#### [Written request]
Scan the entries below. List each line with "screenshot".

↓

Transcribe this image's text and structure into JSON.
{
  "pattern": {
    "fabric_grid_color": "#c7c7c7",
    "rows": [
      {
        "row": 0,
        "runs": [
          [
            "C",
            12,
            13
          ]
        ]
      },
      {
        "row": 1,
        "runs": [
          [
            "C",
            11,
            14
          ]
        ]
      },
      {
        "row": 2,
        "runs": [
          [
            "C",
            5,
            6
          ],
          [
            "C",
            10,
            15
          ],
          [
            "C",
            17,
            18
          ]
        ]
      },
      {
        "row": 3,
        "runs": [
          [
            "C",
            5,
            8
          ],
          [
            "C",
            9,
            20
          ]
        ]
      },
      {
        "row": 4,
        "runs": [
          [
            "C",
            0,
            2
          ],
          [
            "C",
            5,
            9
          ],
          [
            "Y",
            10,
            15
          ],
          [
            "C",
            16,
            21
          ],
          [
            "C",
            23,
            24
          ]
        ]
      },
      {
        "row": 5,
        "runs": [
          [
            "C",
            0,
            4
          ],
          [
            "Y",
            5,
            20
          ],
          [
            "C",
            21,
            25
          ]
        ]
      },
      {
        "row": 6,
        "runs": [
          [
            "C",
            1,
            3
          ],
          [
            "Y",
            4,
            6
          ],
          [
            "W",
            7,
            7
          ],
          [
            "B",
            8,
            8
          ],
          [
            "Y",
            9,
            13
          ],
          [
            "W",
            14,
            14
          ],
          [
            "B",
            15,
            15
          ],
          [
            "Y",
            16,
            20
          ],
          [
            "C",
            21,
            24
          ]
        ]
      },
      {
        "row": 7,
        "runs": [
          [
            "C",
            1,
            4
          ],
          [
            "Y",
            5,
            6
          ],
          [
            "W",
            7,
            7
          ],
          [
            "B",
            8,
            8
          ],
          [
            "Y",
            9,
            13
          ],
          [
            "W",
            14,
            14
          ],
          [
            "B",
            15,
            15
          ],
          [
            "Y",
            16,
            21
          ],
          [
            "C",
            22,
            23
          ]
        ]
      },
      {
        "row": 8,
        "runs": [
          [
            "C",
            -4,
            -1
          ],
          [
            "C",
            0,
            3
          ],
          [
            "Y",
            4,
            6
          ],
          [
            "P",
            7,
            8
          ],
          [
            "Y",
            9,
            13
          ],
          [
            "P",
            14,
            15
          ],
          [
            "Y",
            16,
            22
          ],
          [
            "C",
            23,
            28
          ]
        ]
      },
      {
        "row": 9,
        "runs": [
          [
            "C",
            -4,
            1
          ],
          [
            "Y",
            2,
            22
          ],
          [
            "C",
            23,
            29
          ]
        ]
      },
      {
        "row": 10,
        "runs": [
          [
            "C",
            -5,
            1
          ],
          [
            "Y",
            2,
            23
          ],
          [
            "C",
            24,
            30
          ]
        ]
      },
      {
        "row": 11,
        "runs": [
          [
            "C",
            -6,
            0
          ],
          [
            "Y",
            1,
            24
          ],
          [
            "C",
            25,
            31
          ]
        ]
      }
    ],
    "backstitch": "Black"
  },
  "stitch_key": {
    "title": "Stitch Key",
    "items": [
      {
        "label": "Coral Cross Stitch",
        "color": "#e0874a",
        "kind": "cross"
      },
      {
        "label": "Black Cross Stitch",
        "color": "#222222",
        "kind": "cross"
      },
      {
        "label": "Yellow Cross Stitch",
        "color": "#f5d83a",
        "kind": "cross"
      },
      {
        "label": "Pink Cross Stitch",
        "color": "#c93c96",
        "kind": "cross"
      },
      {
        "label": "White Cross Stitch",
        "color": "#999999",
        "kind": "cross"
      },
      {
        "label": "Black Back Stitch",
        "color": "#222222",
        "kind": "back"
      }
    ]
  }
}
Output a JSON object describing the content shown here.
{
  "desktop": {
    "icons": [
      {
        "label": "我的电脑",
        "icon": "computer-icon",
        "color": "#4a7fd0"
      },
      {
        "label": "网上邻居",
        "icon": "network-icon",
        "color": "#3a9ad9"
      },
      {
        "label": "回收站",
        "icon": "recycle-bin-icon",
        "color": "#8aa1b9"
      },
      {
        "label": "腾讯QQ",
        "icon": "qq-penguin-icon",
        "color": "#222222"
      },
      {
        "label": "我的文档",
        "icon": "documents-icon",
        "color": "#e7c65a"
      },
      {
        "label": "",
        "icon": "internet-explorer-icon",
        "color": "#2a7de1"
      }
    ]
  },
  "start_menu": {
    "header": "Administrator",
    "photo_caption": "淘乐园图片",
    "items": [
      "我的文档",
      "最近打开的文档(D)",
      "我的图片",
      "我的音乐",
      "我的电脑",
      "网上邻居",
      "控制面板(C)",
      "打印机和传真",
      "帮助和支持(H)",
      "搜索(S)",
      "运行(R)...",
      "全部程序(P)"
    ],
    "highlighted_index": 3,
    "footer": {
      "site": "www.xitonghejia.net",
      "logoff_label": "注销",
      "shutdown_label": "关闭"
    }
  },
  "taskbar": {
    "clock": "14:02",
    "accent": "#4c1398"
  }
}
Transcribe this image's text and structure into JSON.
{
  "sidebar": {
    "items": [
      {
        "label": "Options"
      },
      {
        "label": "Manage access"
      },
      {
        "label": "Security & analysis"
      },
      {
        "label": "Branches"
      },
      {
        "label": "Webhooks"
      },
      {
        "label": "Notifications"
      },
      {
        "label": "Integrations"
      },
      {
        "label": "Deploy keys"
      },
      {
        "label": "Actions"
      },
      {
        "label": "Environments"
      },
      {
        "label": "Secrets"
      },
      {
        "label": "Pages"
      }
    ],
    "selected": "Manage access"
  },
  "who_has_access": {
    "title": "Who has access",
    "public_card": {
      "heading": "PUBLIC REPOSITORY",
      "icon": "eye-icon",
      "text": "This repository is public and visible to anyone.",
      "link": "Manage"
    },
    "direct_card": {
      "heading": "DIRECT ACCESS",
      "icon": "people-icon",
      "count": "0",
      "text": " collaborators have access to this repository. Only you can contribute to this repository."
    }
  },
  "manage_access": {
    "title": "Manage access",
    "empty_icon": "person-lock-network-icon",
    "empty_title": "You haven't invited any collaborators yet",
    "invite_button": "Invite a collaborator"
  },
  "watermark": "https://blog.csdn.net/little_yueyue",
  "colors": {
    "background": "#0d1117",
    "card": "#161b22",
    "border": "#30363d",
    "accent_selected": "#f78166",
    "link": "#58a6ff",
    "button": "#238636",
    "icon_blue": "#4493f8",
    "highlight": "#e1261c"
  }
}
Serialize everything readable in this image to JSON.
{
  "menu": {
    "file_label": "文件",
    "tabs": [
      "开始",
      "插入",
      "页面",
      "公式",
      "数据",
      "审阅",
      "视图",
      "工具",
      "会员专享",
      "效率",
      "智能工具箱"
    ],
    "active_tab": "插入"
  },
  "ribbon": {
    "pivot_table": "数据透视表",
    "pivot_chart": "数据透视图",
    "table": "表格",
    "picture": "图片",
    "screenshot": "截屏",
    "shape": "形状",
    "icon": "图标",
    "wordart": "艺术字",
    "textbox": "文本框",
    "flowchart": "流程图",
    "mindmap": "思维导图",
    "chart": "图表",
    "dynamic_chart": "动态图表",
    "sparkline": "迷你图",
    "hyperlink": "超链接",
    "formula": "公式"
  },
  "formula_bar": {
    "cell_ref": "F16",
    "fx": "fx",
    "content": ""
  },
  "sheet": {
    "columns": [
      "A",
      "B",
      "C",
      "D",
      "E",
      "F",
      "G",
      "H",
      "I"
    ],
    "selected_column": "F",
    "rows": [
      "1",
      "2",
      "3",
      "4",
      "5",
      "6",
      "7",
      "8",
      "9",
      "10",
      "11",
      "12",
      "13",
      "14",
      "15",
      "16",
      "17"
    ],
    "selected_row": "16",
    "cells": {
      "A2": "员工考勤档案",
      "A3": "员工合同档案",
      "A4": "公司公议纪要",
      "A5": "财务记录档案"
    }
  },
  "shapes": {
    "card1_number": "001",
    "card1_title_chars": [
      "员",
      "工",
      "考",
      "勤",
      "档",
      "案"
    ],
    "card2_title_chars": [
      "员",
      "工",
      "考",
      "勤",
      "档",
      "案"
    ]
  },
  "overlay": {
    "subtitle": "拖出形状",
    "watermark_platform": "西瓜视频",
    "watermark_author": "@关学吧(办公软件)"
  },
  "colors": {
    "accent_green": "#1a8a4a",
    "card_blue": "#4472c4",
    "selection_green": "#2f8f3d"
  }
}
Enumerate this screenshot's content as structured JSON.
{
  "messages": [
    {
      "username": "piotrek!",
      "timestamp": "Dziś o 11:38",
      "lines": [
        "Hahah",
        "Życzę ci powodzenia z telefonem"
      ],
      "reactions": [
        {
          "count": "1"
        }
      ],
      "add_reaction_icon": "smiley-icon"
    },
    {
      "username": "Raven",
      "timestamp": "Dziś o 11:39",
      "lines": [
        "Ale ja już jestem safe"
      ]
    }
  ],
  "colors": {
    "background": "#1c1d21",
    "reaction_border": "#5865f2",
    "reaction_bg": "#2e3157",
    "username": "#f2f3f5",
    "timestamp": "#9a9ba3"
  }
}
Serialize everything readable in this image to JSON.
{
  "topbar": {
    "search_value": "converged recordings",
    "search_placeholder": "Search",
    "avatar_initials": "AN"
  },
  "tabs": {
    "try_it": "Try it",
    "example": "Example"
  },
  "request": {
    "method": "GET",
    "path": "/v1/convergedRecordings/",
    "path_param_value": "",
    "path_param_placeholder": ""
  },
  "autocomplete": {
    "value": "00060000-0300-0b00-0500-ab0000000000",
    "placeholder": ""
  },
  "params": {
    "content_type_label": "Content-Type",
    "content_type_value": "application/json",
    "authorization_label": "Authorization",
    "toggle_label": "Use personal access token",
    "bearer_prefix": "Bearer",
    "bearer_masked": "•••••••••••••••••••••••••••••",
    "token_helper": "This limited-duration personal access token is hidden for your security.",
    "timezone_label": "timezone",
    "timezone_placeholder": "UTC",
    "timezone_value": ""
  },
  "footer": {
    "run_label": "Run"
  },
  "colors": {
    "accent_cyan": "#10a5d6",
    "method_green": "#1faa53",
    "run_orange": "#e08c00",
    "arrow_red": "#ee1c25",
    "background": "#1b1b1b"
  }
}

↑

#### [Expected answer]
    "screenshot": "截屏",
Enumerate this screenshot's content as structured JSON.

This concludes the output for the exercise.